The Dead Man
“Gold adventures in difficult emotional terrain and achieves something beautiful, transformative, and life-affirming. The conclusion of The Dead Man elevates and transforms all the events of the novel. It is as if Eve (the heroine) and the reader had traveled a tortuous terrain, paying attention to every step but not noticing that they were ascending. Now that the summit has been reached, the look back reveals not ugliness but beauty.”
– Maria Bloshteyn, Los Angeles Review of Books
“The Dead Man is a wonderfully affecting, memorable, and original tale. Nora Gold is a natural storyteller, and her ability to make us understand the shimmering and complex landscape of love has its haunting echoes in the Israeli landscape. This is an ingeniously and gorgeously crafted story, radiantly musical in its rich textures.”
– Jay Neugeboren, author of The Stolen Jew, Imagining Robert, and Max Baer and the Star of David
The Dead Man was chosen as one of the “Top 10 Books of 2017” by UK book blogger “Left on the Shelf” (along with David Grossman’s A Horse Walks Into A Bar and 8 others)
The Dead Man is a compelling novel about a woman who is obsessed. Eve, who is both a composer of sacred music and a music therapist, is well aware of the saying, “Physician, heal thyself,” but she just can’t seem to do this. For some unknown reason, she — a sensible, intelligent professional — cannot recover from a brief relationship she had five years ago with a world-famous music critic named Jake. She also cannot finish the music composition she started around then. This obsession with Jake is a mystery to Eve’s friends, and also to her. In an attempt to put this relationship behind her, she returns to Israel where Jake still lives, and where they first fell in love. There she revisits all their old haunts, and gradually the dark mystery behind their complex relationship begins to unravel.

_DATA UNDER STUDY_
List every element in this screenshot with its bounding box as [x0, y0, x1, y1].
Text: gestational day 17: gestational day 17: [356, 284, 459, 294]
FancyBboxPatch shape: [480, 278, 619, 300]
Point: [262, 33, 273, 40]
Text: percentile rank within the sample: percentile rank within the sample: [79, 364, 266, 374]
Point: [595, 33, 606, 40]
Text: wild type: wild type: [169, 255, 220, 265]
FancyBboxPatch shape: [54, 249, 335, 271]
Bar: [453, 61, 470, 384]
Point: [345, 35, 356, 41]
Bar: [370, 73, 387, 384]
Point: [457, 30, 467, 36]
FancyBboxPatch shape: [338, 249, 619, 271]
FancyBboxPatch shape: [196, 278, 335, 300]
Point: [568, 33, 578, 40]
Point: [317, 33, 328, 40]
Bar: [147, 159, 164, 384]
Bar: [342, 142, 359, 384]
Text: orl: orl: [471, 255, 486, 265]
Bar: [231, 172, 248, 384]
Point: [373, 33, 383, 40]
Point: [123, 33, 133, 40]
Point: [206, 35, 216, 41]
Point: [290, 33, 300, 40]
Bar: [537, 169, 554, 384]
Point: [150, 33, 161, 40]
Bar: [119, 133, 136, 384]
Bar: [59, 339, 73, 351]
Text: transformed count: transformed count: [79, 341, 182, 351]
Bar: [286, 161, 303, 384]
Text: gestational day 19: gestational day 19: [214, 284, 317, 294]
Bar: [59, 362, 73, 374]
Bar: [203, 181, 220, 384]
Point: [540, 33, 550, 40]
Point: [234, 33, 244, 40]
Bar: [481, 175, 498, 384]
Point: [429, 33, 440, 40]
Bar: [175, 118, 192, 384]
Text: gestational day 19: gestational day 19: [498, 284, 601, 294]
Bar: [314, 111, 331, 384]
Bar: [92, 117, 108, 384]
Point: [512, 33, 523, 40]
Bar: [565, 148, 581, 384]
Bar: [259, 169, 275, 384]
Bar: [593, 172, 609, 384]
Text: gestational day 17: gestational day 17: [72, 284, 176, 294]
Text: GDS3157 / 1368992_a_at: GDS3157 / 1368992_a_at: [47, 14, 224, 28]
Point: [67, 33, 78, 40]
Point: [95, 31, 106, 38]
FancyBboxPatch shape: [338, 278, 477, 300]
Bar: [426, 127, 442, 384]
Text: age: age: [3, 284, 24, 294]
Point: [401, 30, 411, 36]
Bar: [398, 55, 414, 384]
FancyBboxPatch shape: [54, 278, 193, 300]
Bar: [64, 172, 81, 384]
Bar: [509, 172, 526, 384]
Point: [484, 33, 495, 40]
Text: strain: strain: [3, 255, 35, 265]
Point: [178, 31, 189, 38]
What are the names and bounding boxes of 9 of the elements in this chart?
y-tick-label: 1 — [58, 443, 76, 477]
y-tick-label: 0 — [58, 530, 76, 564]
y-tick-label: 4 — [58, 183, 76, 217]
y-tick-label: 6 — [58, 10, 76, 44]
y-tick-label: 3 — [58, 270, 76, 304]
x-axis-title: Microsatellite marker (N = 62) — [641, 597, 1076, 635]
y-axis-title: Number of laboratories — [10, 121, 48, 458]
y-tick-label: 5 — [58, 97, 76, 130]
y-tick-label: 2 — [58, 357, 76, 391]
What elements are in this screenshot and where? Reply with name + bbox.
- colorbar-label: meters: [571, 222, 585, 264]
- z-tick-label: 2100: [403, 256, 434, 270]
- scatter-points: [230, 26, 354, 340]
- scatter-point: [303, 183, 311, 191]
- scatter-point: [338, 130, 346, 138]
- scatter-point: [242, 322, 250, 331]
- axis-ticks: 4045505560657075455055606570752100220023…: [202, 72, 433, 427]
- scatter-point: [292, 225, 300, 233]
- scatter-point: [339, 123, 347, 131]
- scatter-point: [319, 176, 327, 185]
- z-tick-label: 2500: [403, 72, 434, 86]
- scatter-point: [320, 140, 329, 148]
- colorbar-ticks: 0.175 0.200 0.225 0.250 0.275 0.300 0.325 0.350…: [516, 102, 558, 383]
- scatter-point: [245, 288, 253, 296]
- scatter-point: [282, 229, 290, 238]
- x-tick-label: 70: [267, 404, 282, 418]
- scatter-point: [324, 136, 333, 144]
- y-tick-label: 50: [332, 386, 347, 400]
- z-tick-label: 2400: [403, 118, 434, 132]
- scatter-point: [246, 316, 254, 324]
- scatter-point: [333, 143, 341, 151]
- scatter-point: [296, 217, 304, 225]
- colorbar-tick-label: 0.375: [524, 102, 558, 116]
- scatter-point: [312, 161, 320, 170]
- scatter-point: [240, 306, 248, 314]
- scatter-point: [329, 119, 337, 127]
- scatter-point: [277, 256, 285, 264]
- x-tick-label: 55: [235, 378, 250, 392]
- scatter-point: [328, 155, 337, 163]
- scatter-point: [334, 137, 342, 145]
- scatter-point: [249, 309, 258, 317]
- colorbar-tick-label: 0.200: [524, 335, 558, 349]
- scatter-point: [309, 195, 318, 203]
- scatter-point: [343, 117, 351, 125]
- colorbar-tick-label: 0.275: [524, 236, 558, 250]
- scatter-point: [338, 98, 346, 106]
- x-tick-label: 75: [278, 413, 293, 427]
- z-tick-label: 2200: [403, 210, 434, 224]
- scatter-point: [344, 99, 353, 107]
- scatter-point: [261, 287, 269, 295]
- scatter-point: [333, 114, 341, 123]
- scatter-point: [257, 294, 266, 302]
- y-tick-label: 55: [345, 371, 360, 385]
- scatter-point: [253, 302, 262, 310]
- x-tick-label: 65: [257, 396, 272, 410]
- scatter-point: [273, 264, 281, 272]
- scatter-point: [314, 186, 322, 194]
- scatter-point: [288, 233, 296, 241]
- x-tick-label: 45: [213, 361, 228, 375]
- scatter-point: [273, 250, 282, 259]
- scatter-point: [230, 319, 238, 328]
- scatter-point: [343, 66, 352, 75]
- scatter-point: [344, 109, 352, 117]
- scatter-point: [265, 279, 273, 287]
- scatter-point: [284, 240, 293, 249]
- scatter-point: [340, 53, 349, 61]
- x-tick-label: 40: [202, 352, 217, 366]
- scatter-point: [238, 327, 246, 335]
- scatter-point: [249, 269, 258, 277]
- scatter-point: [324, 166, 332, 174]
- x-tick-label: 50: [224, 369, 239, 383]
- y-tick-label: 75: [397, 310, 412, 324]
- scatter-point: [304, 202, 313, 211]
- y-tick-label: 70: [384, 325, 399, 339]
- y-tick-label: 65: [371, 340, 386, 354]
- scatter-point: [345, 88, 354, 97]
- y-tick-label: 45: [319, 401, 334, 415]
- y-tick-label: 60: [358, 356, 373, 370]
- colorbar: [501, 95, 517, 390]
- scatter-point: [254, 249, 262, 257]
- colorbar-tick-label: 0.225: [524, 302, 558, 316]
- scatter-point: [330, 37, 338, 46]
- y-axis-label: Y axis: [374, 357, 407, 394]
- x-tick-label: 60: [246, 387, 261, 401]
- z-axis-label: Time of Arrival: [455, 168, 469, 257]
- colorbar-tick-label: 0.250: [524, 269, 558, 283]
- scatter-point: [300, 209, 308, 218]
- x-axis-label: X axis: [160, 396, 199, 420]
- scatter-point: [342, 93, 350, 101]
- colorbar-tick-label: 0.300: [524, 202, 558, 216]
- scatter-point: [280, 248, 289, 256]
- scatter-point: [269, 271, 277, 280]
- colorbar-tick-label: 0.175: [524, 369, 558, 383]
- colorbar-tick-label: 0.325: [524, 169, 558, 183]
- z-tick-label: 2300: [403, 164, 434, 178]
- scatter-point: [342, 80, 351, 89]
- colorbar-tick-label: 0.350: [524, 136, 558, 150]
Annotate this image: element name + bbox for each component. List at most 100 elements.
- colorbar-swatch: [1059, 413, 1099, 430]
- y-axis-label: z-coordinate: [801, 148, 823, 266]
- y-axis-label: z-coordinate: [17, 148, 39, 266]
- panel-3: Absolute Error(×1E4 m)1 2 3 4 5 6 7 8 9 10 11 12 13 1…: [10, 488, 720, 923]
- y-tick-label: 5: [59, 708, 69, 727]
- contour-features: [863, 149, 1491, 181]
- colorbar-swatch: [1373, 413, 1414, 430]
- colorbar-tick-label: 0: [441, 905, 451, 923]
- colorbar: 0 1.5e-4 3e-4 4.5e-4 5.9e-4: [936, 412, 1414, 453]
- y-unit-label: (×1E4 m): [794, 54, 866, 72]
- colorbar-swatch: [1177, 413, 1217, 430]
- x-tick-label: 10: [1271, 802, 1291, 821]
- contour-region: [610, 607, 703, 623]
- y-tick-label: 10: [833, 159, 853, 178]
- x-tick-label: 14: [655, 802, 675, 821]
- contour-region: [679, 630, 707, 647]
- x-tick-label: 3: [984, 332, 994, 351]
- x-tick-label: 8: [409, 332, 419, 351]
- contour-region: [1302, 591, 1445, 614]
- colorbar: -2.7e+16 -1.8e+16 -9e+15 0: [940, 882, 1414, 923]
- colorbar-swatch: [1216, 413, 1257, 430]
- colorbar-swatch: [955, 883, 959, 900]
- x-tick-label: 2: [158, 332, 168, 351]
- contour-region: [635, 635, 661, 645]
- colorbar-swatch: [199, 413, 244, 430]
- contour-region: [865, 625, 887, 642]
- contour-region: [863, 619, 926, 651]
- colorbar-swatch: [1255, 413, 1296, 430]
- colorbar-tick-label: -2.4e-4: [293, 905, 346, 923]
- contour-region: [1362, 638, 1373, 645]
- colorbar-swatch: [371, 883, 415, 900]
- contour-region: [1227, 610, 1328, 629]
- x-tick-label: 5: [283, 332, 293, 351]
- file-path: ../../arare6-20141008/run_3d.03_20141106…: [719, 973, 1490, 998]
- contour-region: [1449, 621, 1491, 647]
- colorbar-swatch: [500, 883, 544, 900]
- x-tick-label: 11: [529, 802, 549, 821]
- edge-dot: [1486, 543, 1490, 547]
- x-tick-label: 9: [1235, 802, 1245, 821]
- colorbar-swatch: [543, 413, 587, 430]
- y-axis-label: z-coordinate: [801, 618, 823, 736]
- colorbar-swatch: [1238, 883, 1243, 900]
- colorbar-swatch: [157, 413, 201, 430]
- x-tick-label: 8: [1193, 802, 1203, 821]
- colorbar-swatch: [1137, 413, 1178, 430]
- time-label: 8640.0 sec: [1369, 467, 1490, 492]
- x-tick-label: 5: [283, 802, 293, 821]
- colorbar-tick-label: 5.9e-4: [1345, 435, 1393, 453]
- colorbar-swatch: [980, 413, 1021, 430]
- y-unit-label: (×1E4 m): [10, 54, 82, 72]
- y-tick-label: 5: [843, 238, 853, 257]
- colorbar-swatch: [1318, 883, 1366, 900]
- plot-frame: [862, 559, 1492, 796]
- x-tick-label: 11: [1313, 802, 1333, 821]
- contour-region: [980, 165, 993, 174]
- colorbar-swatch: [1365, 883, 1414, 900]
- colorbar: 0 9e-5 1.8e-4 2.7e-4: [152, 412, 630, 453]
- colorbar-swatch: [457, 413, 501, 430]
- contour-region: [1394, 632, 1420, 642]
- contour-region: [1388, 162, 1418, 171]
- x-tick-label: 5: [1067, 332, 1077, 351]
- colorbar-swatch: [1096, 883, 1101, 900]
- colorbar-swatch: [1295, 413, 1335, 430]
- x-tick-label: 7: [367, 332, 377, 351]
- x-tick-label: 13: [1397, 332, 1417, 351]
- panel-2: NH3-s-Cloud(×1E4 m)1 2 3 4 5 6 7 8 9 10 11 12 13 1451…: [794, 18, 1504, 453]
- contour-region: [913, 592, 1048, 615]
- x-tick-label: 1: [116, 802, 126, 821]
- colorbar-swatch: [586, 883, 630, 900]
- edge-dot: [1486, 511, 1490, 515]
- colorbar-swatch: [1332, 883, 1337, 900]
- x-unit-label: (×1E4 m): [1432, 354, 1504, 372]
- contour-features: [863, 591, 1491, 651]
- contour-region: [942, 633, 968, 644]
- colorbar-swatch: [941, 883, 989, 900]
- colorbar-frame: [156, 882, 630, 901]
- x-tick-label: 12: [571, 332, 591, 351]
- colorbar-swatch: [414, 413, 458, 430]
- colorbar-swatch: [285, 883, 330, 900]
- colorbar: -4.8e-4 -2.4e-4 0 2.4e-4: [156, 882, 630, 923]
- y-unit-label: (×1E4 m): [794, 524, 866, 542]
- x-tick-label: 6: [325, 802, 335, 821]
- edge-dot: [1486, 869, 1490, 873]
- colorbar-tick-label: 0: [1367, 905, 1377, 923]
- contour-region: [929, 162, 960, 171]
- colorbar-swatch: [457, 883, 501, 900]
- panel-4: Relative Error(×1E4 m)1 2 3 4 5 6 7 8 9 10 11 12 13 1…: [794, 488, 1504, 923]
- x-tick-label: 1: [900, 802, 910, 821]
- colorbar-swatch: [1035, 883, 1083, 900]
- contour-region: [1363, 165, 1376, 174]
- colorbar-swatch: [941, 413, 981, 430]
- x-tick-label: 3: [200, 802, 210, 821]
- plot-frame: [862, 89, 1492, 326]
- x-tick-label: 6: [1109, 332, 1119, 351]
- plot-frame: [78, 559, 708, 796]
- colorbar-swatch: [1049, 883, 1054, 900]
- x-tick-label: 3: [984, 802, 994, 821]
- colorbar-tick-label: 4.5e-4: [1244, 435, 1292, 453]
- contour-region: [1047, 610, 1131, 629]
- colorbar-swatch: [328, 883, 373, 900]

_TASK REQUIREMENTS_
#1 List every book title, other than The Dead Man itself, that the page about the novel The Dead Man mentions.
#2 Say whether each statement agrees with the page about the novel The Dead Man, and quote the words that decide it.
(a) Jake is a music critic.
(b) Eve's relationship with Jake lasted many years.
(c) The Los Angeles Review of Books chose The Dead Man as one of the "Top 10 Books of 2017."

_RESPONSES BY ITEM NUMBER_
#1
The Stolen Jew
Imagining Robert
Max Baer and the Star of David
A Horse Walks Into A Bar

#2
(a) Yes: "a world-famous music critic named Jake"
(b) No: "a brief relationship she had five years ago"
(c) No: "by UK book blogger “Left on the Shelf”"